Everything from the line with "Type out the text in this image." through the last line of the records below should be copied exactly, both ends included.

_Records for this exercise_:
** Start **
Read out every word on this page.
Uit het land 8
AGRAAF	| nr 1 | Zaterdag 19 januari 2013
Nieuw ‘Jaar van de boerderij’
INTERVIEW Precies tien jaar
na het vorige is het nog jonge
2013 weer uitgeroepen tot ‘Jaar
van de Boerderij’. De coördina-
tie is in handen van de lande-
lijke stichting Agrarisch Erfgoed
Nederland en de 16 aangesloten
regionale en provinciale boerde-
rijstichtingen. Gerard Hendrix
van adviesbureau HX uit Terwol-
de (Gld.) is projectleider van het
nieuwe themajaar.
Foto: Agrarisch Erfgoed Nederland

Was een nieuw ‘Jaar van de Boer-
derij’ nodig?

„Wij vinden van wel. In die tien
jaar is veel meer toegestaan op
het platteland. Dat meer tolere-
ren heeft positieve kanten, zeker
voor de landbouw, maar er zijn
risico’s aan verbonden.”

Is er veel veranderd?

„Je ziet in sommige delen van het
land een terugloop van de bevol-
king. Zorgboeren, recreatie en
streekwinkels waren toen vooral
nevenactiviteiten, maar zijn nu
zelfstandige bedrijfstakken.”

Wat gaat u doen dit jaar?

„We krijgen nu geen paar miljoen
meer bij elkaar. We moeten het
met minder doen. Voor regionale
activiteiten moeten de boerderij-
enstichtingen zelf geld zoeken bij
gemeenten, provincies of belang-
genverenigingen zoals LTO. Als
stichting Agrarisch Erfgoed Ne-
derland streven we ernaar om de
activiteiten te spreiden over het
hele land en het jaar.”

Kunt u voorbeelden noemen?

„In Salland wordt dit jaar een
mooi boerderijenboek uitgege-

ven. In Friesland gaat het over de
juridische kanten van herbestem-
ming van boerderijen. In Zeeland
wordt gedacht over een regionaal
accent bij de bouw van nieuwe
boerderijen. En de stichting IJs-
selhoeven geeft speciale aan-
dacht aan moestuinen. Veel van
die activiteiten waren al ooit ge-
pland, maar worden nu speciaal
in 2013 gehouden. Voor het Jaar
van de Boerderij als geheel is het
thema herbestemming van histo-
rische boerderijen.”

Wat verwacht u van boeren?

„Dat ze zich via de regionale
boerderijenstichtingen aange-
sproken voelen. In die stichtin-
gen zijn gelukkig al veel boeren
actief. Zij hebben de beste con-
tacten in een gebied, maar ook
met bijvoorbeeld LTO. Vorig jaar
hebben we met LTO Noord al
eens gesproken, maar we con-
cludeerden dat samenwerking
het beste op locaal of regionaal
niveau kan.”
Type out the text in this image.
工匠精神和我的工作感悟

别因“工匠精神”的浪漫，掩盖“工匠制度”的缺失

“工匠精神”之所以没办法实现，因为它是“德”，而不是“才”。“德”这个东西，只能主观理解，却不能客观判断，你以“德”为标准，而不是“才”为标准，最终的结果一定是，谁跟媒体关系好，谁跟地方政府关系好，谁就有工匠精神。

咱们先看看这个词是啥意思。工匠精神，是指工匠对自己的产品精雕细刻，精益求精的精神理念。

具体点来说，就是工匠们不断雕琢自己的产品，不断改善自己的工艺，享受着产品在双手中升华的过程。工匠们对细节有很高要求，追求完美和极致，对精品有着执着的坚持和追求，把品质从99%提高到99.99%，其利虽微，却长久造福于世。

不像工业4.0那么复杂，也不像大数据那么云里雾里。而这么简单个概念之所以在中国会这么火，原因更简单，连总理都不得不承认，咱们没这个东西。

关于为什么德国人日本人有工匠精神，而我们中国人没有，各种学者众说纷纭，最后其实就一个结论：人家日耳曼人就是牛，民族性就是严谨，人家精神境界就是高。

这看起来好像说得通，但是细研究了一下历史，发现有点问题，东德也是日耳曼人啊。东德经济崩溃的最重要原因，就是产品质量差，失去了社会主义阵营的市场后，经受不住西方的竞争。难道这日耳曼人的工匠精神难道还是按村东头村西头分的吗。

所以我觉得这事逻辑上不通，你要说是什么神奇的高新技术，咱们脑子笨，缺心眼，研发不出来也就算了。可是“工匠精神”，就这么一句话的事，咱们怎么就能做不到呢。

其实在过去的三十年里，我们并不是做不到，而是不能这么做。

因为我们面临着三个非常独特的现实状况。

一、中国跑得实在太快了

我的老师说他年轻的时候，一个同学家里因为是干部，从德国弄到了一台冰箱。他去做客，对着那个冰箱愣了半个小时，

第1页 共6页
** End **
_Reply_:
Type out the text in this image.
工匠精神和我的工作感悟

别因“工匠精神”的浪漫，掩盖“工匠制度”的缺失

“工匠精神”之所以没办法实现，因为它是“德”，而不是“才”。“德”这个东西，只能主观理解，却不能客观判断，你以“德”为标准，而不是“才”为标准，最终的结果一定是，谁跟媒体关系好，谁跟地方政府关系好，谁就有工匠精神。

咱们先看看这个词是啥意思。工匠精神，是指工匠对自己的产品精雕细刻，精益求精的精神理念。

具体点来说，就是工匠们不断雕琢自己的产品，不断改善自己的工艺，享受着产品在双手中升华的过程。工匠们对细节有很高要求，追求完美和极致，对精品有着执着的坚持和追求，把品质从99%提高到99.99%，其利虽微，却长久造福于世。

不像工业4.0那么复杂，也不像大数据那么云里雾里。而这么简单个概念之所以在中国会这么火，原因更简单，连总理都不得不承认，咱们没这个东西。

关于为什么德国人日本人有工匠精神，而我们中国人没有，各种学者众说纷纭，最后其实就一个结论：人家日耳曼人就是牛，民族性就是严谨，人家精神境界就是高。

这看起来好像说得通，但是细研究了一下历史，发现有点问题，东德也是日耳曼人啊。东德经济崩溃的最重要原因，就是产品质量差，失去了社会主义阵营的市场后，经受不住西方的竞争。难道这日耳曼人的工匠精神难道还是按村东头村西头分的吗。

所以我觉得这事逻辑上不通，你要说是什么神奇的高新技术，咱们脑子笨，缺心眼，研发不出来也就算了。可是“工匠精神”，就这么一句话的事，咱们怎么就能做不到呢。

其实在过去的三十年里，我们并不是做不到，而是不能这么做。

因为我们面临着三个非常独特的现实状况。

一、中国跑得实在太快了

我的老师说他年轻的时候，一个同学家里因为是干部，从德国弄到了一台冰箱。他去做客，对着那个冰箱愣了半个小时，

第1页 共6页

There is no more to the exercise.